• RECORDS PROVIDED:
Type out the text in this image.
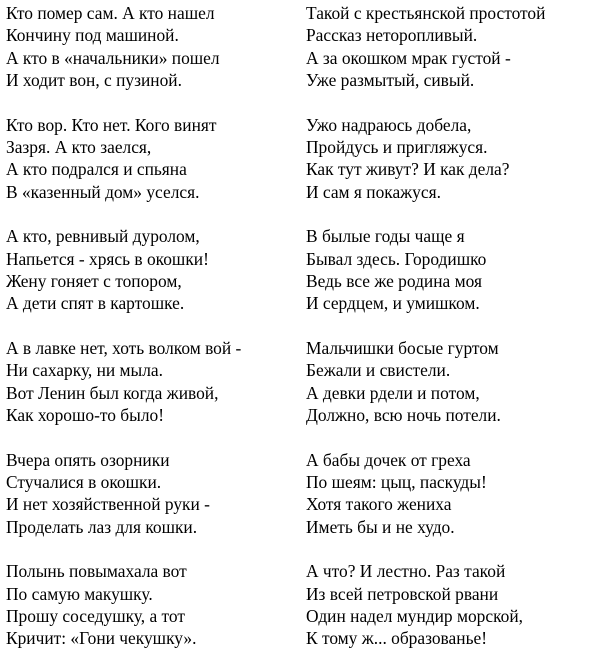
Кто помер сам. А кто нашел
Кончину под машиной.
А кто в «начальники» пошел
И ходит вон, с пузиной.
Кто вор. Кто нет. Кого винят
Зазря. А кто заелся,
А кто подрался и спьяна
В «казенный дом» уселся.
А кто, ревнивый дуролом,
Напьется - хрясь в окошки!
Жену гоняет с топором,
А дети спят в картошке.
А в лавке нет, хоть волком вой -
Ни сахарку, ни мыла.
Вот Ленин был когда живой,
Как хорошо-то было!
Вчера опять озорники
Стучалися в окошки.
И нет хозяйственной руки -
Проделать лаз для кошки.
Полынь повымахала вот
По самую макушку.
Прошу соседушку, а тот
Кричит: «Гони чекушку».
Такой с крестьянской простотой
Рассказ неторопливый.
А за окошком мрак густой -
Уже размытый, сивый.
Ужо надраюсь добела,
Пройдусь и пригляжуся.
Как тут живут? И как дела?
И сам я покажуся.
В былые годы чаще я
Бывал здесь. Городишко
Ведь все же родина моя
И сердцем, и умишком.
Мальчишки босые гуртом
Бежали и свистели.
А девки рдели и потом,
Должно, всю ночь потели.
А бабы дочек от греха
По шеям: цыц, паскуды!
Хотя такого жениха
Иметь бы и не худо.
А что? И лестно. Раз такой
Из всей петровской рвани
Один надел мундир морской,
К тому ж... образованье!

• WHAT THE TASK REQUIRES:
From the listing above, pick out every line containing "окошки".

• EXERCISE RESULT:
Напьется - хрясь в окошки!
Стучалися в окошки.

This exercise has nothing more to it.